— start EXERCISE MATERIALS —

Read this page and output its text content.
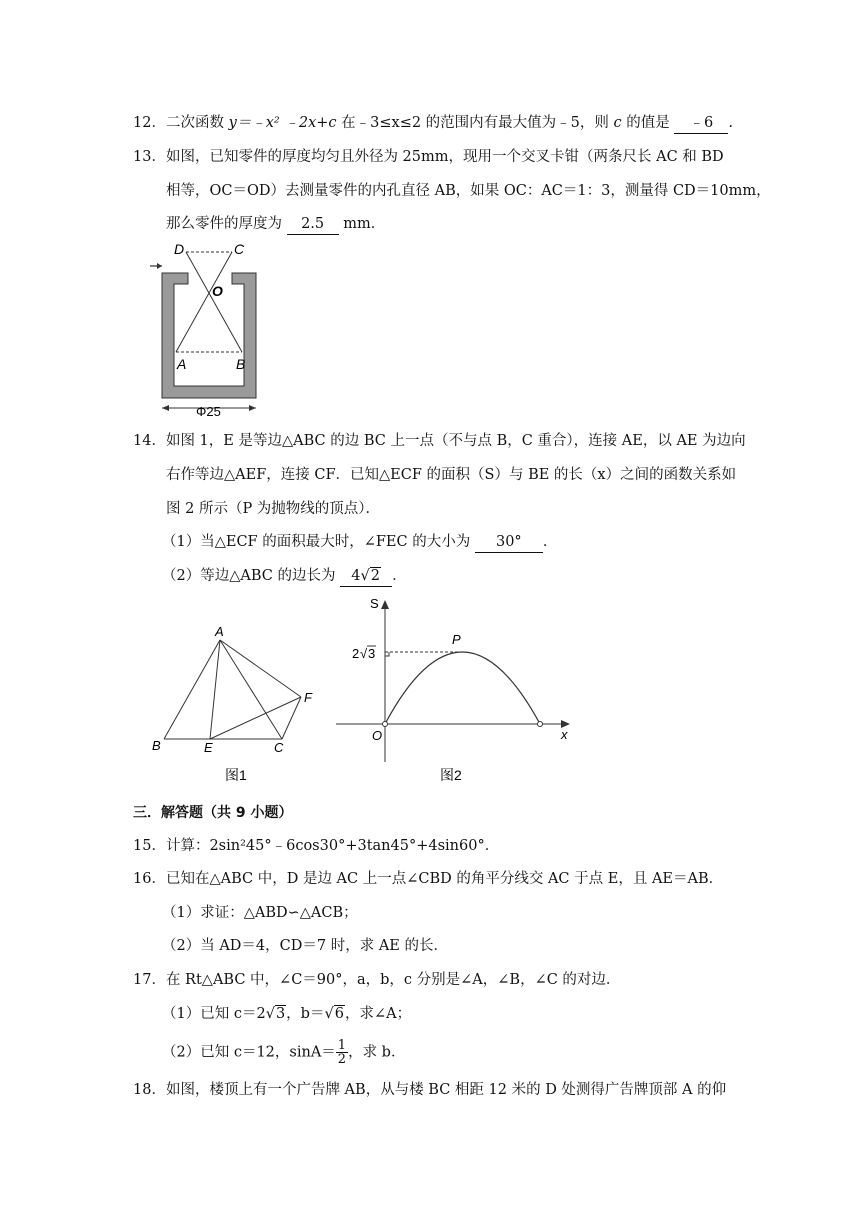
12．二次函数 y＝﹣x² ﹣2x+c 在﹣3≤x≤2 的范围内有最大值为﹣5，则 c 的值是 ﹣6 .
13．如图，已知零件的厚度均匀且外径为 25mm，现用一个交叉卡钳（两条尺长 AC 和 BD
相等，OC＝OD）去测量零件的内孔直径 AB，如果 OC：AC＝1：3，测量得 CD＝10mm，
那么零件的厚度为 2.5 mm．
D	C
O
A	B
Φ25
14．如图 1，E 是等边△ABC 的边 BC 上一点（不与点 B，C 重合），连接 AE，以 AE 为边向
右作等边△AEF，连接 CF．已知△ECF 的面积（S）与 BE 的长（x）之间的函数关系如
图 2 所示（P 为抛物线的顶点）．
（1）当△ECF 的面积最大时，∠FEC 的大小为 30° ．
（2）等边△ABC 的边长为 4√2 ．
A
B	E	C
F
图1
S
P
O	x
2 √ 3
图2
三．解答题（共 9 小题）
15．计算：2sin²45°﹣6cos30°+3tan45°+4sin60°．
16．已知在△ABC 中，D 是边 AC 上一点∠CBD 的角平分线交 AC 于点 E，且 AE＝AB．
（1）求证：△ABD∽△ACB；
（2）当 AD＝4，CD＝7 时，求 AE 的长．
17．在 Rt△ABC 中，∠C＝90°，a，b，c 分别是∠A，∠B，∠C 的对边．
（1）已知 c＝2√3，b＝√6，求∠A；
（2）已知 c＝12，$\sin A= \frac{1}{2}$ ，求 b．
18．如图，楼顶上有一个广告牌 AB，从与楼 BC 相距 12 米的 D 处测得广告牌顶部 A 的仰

— end EXERCISE MATERIALS —
— start EXERCISE MATERIALS —

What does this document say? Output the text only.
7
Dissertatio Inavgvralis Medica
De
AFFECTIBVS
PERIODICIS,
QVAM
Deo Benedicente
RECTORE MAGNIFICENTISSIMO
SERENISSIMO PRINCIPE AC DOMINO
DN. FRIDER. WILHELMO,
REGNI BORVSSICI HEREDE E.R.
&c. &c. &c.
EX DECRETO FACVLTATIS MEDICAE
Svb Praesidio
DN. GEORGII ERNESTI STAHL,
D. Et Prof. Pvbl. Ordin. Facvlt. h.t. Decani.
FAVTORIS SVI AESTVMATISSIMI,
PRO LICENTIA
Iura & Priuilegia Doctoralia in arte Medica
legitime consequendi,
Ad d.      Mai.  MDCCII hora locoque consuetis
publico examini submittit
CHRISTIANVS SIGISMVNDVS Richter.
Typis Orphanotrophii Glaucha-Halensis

— end EXERCISE MATERIALS —

* GIVEN REQUEST *
Where a line contains the string "text", extract that line.

* SOLUTION TO THIS PROBLEM *
Read this page and output its text content.
What does this document say? Output the text only.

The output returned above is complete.